■ ROWS:
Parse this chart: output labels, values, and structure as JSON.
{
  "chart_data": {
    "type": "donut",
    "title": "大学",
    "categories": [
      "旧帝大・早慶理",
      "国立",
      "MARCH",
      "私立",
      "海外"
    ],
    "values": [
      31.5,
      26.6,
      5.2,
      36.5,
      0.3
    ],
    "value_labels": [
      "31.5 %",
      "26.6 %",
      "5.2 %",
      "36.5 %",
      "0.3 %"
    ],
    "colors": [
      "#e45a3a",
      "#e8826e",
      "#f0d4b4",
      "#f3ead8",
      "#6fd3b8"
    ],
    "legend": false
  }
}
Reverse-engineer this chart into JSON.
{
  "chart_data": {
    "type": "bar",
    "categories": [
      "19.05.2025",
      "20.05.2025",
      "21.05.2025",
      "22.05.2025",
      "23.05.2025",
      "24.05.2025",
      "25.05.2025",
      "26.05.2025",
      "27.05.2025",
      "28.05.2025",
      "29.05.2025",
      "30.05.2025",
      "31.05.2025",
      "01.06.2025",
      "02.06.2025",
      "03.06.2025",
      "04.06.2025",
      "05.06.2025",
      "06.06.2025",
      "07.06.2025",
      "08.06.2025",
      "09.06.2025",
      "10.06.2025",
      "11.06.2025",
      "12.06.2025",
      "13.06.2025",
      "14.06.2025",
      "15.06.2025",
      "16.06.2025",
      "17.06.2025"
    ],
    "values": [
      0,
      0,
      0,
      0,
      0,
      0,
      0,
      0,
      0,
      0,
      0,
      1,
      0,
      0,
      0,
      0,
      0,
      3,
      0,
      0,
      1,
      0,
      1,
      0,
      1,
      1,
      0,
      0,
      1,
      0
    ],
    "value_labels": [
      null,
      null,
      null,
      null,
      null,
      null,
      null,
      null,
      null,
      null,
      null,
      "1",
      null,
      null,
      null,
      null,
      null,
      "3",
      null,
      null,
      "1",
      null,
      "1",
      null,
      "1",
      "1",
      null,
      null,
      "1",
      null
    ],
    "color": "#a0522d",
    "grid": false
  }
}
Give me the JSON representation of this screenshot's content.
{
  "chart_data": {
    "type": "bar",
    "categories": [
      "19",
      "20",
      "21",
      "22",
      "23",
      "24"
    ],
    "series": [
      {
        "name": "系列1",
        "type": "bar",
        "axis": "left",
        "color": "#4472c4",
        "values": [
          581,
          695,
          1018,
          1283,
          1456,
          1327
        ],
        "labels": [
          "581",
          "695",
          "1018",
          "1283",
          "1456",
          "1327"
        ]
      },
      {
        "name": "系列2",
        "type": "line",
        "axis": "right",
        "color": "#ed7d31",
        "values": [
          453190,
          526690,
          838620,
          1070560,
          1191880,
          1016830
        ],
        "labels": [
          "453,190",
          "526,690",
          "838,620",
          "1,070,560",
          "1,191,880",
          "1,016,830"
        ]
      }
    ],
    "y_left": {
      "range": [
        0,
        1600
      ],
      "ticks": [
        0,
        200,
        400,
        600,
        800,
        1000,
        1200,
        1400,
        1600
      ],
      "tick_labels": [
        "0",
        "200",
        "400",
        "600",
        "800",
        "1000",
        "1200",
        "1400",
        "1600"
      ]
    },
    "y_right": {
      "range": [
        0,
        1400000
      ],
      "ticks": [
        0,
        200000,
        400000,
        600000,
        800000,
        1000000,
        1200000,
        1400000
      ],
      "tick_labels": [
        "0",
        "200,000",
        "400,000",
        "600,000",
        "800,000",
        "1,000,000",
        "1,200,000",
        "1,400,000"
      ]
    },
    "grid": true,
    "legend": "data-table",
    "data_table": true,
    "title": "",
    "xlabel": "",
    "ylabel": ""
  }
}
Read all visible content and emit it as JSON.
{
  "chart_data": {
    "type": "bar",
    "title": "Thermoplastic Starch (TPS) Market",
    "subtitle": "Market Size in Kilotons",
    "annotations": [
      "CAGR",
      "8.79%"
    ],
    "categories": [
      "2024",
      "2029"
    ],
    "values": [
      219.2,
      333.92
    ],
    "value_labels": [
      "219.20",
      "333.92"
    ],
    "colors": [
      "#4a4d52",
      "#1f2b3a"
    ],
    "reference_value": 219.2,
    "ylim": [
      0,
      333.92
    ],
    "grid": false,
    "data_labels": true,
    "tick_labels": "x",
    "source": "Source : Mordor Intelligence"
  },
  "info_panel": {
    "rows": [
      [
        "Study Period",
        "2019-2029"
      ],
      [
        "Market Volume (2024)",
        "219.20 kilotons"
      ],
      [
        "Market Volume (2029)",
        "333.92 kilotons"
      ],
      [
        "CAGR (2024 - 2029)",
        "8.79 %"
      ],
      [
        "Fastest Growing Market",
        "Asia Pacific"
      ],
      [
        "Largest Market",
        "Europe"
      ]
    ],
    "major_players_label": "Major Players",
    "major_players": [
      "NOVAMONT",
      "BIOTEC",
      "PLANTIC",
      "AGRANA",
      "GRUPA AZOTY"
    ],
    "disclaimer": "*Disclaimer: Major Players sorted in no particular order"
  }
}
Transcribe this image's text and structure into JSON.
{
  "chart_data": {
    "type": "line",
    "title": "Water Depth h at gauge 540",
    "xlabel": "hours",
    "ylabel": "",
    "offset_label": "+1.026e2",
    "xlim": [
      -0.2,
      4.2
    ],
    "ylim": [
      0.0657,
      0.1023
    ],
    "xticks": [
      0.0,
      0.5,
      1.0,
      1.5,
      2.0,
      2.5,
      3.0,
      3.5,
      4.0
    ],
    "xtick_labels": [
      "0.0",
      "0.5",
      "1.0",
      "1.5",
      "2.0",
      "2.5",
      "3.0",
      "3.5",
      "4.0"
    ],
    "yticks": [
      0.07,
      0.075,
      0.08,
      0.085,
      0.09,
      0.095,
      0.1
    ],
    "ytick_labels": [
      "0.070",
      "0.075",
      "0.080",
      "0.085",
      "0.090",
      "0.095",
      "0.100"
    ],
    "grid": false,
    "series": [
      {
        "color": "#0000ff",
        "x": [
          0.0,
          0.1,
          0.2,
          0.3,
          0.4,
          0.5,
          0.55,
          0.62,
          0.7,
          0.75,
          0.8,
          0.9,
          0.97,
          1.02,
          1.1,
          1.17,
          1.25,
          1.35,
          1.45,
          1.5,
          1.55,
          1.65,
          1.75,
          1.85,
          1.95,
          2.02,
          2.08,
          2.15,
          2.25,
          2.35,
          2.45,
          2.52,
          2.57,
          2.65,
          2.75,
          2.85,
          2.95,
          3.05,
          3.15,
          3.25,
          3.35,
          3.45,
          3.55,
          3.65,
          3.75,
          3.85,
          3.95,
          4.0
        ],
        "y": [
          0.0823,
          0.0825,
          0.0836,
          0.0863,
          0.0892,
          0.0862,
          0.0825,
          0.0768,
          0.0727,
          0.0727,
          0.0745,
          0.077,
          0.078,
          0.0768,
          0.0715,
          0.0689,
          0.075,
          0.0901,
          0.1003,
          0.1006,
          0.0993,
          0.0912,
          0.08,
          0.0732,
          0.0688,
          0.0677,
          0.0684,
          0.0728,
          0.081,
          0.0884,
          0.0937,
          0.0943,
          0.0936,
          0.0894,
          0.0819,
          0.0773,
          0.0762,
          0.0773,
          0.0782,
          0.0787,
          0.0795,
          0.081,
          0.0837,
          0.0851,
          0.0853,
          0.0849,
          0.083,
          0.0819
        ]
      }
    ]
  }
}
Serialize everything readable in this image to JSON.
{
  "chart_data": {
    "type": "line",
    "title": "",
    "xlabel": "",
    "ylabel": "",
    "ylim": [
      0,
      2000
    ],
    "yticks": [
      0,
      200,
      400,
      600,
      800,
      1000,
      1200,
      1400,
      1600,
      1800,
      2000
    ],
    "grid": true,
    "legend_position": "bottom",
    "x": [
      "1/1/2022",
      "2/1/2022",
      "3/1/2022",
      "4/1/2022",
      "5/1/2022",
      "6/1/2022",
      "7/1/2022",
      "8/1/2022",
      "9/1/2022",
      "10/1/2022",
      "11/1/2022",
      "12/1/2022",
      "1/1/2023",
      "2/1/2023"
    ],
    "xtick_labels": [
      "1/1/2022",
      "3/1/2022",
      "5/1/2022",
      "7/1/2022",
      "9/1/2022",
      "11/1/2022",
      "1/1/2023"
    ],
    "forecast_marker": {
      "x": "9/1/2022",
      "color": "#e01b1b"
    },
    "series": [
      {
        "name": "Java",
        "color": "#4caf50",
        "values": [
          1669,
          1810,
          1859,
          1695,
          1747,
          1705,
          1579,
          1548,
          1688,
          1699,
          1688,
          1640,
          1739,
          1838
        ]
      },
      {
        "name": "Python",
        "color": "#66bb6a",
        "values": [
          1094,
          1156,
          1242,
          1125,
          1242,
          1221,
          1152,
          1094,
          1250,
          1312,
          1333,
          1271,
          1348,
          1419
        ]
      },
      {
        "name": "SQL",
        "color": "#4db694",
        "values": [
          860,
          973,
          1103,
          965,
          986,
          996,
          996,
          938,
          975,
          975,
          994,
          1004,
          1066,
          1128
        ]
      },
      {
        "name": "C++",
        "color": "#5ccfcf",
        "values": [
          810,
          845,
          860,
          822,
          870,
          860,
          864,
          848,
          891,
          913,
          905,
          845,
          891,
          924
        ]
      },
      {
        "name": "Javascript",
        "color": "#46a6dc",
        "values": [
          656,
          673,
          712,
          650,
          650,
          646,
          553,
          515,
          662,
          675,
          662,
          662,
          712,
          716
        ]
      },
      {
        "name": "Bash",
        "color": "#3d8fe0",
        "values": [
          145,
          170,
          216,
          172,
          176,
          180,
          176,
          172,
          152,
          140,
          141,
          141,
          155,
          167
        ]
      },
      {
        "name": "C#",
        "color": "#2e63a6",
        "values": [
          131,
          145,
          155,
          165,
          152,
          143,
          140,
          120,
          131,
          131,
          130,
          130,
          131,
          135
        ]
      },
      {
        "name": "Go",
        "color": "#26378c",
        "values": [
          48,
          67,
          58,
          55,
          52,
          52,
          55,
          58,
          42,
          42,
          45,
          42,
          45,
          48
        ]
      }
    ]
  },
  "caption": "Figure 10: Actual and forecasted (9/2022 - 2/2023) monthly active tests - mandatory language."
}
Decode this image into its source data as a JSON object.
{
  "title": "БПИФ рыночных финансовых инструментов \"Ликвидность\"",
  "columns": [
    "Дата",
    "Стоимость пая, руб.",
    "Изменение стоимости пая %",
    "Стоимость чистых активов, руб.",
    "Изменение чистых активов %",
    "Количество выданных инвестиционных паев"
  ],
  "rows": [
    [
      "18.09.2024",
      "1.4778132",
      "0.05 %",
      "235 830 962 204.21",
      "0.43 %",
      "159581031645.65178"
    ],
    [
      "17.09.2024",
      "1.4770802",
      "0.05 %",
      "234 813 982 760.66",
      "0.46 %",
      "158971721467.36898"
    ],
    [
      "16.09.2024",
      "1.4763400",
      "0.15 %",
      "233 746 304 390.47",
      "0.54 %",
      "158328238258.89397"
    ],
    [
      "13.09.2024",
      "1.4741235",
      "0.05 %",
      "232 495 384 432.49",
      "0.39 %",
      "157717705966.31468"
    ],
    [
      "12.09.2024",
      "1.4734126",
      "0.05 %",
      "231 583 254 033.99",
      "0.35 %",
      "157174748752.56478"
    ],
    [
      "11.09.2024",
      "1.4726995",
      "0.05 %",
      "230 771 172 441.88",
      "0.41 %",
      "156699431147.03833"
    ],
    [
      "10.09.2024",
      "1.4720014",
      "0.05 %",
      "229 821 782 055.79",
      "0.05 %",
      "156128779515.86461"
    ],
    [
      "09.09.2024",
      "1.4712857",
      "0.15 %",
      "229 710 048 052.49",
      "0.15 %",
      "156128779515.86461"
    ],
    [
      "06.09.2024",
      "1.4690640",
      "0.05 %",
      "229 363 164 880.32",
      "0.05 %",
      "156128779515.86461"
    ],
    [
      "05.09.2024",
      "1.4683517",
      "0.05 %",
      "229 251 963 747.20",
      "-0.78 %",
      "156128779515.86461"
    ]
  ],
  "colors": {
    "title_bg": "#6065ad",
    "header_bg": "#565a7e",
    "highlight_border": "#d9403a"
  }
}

■ WHAT YOU ARE ASKED TO DO:
In the listing, find each line with the string "source" and copy it.

■ SOLUTION FOR THIS PROBLEM:
    "source": "Source : Mordor Intelligence"
Decode this image into its source data as a JSON object.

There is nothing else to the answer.